• EXERCISE DESCRIPTION:
Pull each line holding "plain" out of the entries below.

----------

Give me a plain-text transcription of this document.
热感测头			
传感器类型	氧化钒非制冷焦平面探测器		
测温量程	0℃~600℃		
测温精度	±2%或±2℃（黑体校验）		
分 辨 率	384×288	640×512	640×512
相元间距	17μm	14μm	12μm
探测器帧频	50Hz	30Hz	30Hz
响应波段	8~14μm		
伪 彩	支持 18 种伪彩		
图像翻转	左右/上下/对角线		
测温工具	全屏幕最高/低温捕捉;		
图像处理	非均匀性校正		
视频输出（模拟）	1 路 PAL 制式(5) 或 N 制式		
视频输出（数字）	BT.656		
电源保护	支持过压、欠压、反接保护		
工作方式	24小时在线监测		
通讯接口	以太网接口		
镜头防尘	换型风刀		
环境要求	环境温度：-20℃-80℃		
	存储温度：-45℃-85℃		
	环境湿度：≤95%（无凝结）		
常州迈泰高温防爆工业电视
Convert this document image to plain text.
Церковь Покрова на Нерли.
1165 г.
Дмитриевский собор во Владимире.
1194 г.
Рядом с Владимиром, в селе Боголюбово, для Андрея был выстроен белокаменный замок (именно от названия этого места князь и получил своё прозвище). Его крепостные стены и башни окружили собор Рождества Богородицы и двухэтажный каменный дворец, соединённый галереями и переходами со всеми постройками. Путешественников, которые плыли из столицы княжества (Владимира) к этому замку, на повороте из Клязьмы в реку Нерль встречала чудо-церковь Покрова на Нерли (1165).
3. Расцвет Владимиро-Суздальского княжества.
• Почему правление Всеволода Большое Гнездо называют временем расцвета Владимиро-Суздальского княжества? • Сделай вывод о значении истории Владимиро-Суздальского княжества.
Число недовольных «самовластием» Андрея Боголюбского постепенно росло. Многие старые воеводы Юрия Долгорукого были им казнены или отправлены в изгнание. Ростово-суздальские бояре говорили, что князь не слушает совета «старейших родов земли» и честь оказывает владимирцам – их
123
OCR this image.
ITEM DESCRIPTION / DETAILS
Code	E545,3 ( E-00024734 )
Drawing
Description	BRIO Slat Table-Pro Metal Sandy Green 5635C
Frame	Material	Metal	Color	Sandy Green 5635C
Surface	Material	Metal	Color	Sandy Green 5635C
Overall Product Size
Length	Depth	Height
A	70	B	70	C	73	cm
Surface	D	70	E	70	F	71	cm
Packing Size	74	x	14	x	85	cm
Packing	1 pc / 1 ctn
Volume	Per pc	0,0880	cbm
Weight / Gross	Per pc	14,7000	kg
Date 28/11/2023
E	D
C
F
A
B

----------

• WORKED SOLUTION:
Give me a plain-text transcription of this document.
Convert this document image to plain text.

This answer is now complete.